▶ _OBJECTIVE_: Reproduce all of the material exactly as shown.

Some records

++++++

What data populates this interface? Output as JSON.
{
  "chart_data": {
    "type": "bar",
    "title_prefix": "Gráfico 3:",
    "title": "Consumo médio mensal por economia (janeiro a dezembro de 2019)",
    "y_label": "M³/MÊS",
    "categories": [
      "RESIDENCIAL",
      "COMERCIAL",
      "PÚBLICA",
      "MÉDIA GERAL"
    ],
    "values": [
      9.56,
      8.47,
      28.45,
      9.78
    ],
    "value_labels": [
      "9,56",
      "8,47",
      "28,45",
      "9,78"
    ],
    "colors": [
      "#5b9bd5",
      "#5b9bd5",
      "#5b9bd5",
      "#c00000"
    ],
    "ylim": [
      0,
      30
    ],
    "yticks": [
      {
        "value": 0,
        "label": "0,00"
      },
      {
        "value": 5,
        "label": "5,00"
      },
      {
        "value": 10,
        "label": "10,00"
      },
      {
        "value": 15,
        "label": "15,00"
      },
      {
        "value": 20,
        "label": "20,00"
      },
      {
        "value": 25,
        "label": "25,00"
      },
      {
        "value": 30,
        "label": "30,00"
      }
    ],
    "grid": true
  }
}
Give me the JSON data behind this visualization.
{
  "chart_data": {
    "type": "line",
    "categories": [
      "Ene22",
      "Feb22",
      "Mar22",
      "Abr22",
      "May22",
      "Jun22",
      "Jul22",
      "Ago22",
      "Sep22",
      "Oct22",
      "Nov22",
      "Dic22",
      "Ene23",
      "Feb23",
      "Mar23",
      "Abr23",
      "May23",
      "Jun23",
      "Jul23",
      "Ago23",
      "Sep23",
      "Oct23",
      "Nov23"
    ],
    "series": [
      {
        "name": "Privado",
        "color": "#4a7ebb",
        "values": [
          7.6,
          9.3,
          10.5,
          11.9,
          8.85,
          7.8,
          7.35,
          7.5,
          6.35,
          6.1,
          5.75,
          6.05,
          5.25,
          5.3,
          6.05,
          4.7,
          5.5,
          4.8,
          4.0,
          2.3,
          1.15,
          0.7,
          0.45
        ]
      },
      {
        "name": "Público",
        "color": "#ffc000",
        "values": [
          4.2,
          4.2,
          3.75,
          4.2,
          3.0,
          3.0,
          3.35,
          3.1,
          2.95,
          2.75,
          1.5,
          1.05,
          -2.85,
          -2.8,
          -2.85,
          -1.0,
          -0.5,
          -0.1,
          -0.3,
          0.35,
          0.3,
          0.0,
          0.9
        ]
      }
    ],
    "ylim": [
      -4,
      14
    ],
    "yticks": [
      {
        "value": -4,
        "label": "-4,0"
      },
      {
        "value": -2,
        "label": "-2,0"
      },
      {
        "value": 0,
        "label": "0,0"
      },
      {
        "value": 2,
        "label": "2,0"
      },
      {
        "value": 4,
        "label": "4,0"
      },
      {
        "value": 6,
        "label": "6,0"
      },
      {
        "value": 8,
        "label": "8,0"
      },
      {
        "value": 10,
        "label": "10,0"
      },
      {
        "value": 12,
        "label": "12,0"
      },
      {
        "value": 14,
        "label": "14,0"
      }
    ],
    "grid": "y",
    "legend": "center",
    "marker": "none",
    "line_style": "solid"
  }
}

++++++

▶ _WRITTEN ANSWER_:
What data populates this interface? Output as JSON.
{
  "chart_data": {
    "type": "bar",
    "title_prefix": "Gráfico 3:",
    "title": "Consumo médio mensal por economia (janeiro a dezembro de 2019)",
    "y_label": "M³/MÊS",
    "categories": [
      "RESIDENCIAL",
      "COMERCIAL",
      "PÚBLICA",
      "MÉDIA GERAL"
    ],
    "values": [
      9.56,
      8.47,
      28.45,
      9.78
    ],
    "value_labels": [
      "9,56",
      "8,47",
      "28,45",
      "9,78"
    ],
    "colors": [
      "#5b9bd5",
      "#5b9bd5",
      "#5b9bd5",
      "#c00000"
    ],
    "ylim": [
      0,
      30
    ],
    "yticks": [
      {
        "value": 0,
        "label": "0,00"
      },
      {
        "value": 5,
        "label": "5,00"
      },
      {
        "value": 10,
        "label": "10,00"
      },
      {
        "value": 15,
        "label": "15,00"
      },
      {
        "value": 20,
        "label": "20,00"
      },
      {
        "value": 25,
        "label": "25,00"
      },
      {
        "value": 30,
        "label": "30,00"
      }
    ],
    "grid": true
  }
}
Give me the JSON data behind this visualization.
{
  "chart_data": {
    "type": "line",
    "categories": [
      "Ene22",
      "Feb22",
      "Mar22",
      "Abr22",
      "May22",
      "Jun22",
      "Jul22",
      "Ago22",
      "Sep22",
      "Oct22",
      "Nov22",
      "Dic22",
      "Ene23",
      "Feb23",
      "Mar23",
      "Abr23",
      "May23",
      "Jun23",
      "Jul23",
      "Ago23",
      "Sep23",
      "Oct23",
      "Nov23"
    ],
    "series": [
      {
        "name": "Privado",
        "color": "#4a7ebb",
        "values": [
          7.6,
          9.3,
          10.5,
          11.9,
          8.85,
          7.8,
          7.35,
          7.5,
          6.35,
          6.1,
          5.75,
          6.05,
          5.25,
          5.3,
          6.05,
          4.7,
          5.5,
          4.8,
          4.0,
          2.3,
          1.15,
          0.7,
          0.45
        ]
      },
      {
        "name": "Público",
        "color": "#ffc000",
        "values": [
          4.2,
          4.2,
          3.75,
          4.2,
          3.0,
          3.0,
          3.35,
          3.1,
          2.95,
          2.75,
          1.5,
          1.05,
          -2.85,
          -2.8,
          -2.85,
          -1.0,
          -0.5,
          -0.1,
          -0.3,
          0.35,
          0.3,
          0.0,
          0.9
        ]
      }
    ],
    "ylim": [
      -4,
      14
    ],
    "yticks": [
      {
        "value": -4,
        "label": "-4,0"
      },
      {
        "value": -2,
        "label": "-2,0"
      },
      {
        "value": 0,
        "label": "0,0"
      },
      {
        "value": 2,
        "label": "2,0"
      },
      {
        "value": 4,
        "label": "4,0"
      },
      {
        "value": 6,
        "label": "6,0"
      },
      {
        "value": 8,
        "label": "8,0"
      },
      {
        "value": 10,
        "label": "10,0"
      },
      {
        "value": 12,
        "label": "12,0"
      },
      {
        "value": 14,
        "label": "14,0"
      }
    ],
    "grid": "y",
    "legend": "center",
    "marker": "none",
    "line_style": "solid"
  }
}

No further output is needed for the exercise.